GOAL:
Where a line in the listing below contains the word "SRUHSC", copy that line.

RECORDED DATA:

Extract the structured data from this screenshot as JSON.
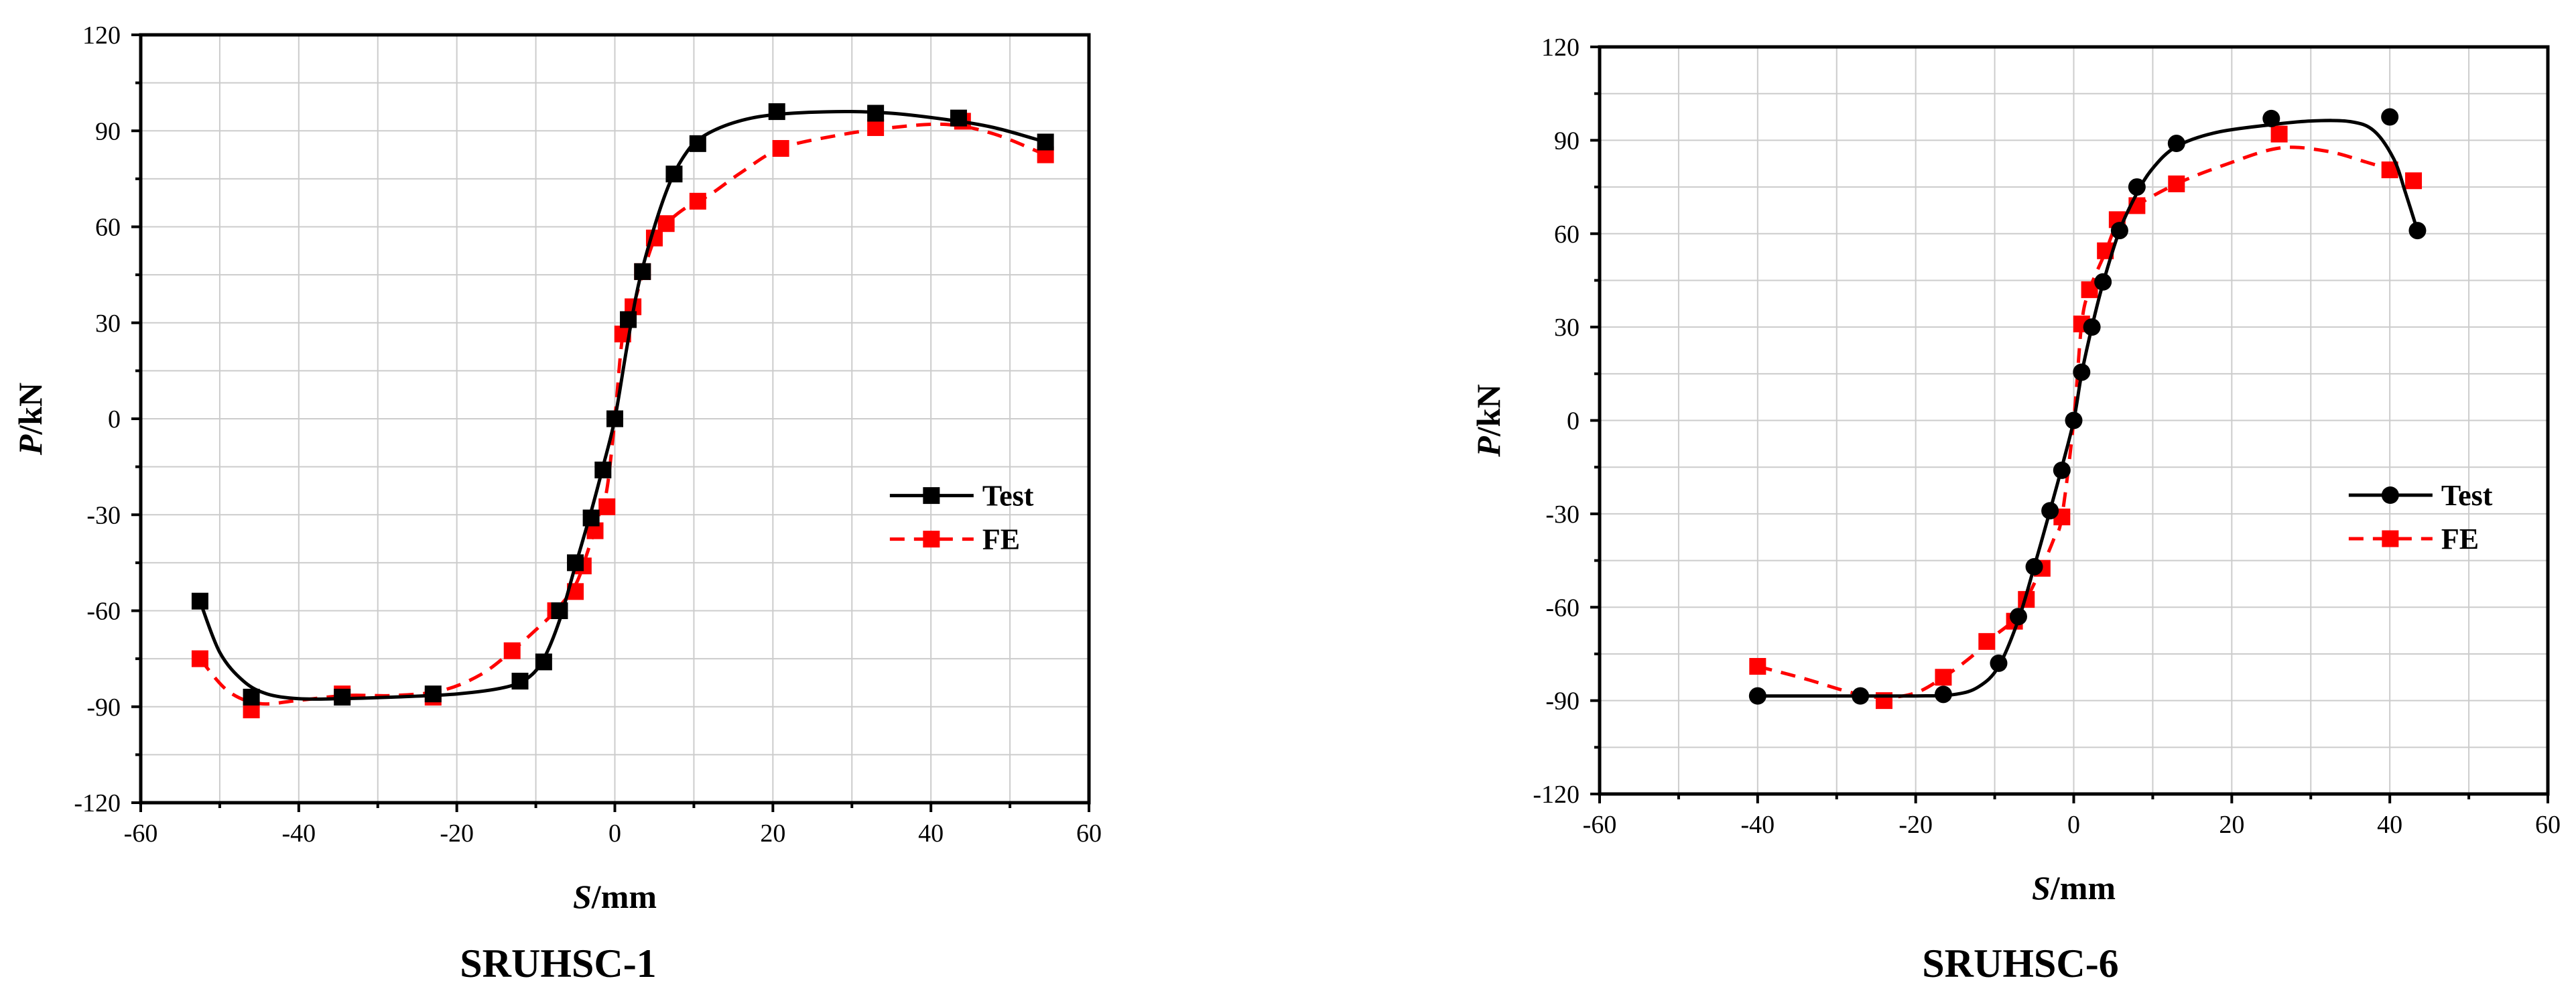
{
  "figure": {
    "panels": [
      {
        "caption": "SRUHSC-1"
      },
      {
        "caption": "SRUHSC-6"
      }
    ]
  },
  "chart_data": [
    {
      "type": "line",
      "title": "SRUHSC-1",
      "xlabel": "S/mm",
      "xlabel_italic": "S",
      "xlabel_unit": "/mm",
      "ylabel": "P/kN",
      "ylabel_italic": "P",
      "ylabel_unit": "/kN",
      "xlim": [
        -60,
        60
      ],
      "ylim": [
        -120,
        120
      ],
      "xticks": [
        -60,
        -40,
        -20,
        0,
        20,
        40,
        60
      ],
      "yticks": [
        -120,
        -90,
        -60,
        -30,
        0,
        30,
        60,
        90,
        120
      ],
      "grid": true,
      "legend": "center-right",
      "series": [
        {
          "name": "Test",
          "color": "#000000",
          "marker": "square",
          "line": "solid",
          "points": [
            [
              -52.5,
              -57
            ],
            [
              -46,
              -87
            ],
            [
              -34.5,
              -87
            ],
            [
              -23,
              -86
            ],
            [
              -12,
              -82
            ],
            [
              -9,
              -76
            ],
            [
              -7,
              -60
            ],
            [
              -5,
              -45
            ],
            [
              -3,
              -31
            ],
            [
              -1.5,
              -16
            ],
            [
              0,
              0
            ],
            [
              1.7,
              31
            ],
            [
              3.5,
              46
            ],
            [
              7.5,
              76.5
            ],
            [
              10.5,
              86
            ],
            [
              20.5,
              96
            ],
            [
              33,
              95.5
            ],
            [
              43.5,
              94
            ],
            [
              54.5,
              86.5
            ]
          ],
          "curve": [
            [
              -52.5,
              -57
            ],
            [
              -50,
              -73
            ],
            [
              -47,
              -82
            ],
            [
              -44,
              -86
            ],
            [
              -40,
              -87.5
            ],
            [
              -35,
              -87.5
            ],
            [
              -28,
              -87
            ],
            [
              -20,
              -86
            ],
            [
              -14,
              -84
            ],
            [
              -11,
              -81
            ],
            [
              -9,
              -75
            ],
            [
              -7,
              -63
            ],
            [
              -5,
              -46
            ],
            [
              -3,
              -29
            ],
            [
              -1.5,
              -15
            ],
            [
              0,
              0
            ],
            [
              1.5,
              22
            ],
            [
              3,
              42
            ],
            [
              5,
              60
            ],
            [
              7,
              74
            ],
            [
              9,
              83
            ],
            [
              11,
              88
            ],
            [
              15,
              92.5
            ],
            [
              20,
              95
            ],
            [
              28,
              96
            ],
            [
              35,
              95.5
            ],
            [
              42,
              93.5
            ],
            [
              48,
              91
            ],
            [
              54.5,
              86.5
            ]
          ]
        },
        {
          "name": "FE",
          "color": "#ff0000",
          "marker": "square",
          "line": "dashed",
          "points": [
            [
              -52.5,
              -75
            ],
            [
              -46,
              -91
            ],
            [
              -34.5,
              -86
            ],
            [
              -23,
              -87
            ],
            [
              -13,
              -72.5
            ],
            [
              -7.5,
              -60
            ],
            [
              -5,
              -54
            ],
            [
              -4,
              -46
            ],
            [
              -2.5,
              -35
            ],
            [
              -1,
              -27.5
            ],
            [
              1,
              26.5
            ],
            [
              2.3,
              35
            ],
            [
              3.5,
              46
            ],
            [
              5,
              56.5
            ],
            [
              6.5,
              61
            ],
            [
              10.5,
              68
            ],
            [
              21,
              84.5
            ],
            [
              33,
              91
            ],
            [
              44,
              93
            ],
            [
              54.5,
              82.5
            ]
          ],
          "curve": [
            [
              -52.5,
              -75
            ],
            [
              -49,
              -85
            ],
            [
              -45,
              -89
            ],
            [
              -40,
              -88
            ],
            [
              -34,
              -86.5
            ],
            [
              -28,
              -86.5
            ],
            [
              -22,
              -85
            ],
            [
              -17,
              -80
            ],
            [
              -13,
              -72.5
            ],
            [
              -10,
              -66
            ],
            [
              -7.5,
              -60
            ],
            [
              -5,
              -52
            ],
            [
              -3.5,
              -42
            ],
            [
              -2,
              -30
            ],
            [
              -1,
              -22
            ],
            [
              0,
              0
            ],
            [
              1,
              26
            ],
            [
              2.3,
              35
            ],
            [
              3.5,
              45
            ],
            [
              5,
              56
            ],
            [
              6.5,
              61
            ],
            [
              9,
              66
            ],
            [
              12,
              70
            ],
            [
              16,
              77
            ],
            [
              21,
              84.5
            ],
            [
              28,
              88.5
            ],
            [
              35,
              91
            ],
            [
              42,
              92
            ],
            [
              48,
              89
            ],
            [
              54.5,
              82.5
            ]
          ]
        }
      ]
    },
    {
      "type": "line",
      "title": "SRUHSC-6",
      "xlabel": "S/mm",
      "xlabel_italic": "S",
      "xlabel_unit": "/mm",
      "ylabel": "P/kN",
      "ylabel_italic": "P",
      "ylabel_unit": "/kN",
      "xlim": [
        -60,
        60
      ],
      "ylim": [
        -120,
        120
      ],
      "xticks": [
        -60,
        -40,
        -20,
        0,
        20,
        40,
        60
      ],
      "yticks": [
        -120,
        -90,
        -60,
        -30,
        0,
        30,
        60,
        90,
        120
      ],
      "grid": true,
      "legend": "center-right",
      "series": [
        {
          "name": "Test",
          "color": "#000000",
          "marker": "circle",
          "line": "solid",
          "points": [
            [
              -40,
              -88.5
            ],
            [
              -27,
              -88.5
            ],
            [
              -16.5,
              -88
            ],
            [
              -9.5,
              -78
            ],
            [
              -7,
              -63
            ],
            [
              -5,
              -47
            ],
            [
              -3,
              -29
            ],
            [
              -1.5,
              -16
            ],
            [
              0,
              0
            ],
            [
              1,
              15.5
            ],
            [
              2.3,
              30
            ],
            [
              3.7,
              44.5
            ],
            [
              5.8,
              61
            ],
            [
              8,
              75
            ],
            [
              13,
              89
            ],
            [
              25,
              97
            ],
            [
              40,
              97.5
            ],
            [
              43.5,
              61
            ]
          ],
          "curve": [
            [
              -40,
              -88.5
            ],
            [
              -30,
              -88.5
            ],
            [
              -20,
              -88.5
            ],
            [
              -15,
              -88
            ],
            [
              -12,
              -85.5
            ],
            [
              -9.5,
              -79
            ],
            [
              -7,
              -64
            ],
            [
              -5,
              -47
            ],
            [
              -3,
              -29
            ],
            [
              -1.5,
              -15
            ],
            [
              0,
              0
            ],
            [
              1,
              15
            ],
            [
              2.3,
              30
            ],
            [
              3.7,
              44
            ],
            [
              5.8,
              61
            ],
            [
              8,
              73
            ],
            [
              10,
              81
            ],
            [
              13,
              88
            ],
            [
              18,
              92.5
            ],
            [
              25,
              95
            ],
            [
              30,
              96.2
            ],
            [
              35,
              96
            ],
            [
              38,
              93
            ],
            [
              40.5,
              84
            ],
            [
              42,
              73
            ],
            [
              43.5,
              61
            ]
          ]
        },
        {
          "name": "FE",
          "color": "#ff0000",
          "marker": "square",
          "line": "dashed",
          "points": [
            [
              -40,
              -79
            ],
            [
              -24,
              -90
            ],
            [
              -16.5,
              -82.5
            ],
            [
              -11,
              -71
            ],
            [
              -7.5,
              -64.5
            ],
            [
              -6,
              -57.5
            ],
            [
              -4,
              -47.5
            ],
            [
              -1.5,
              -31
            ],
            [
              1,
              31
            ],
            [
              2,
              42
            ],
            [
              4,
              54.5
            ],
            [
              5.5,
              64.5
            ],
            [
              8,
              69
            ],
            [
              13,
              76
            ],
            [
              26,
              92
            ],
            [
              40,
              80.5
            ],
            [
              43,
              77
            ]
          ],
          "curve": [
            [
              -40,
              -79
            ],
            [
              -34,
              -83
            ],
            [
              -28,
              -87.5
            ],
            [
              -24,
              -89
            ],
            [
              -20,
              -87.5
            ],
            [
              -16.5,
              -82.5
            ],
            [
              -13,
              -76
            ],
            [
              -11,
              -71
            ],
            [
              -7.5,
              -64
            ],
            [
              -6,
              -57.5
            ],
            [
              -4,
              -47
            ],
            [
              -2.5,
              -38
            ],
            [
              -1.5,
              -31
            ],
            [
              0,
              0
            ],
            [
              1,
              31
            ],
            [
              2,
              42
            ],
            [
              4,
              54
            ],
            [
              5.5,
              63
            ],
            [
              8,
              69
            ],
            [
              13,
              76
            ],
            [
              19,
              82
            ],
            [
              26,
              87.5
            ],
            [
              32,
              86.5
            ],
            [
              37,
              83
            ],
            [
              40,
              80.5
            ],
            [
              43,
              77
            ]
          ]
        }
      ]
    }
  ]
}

ANSWER FOR THE TASK:
        "caption": "SRUHSC-1"
        "caption": "SRUHSC-6"
      "title": "SRUHSC-1",
      "title": "SRUHSC-6",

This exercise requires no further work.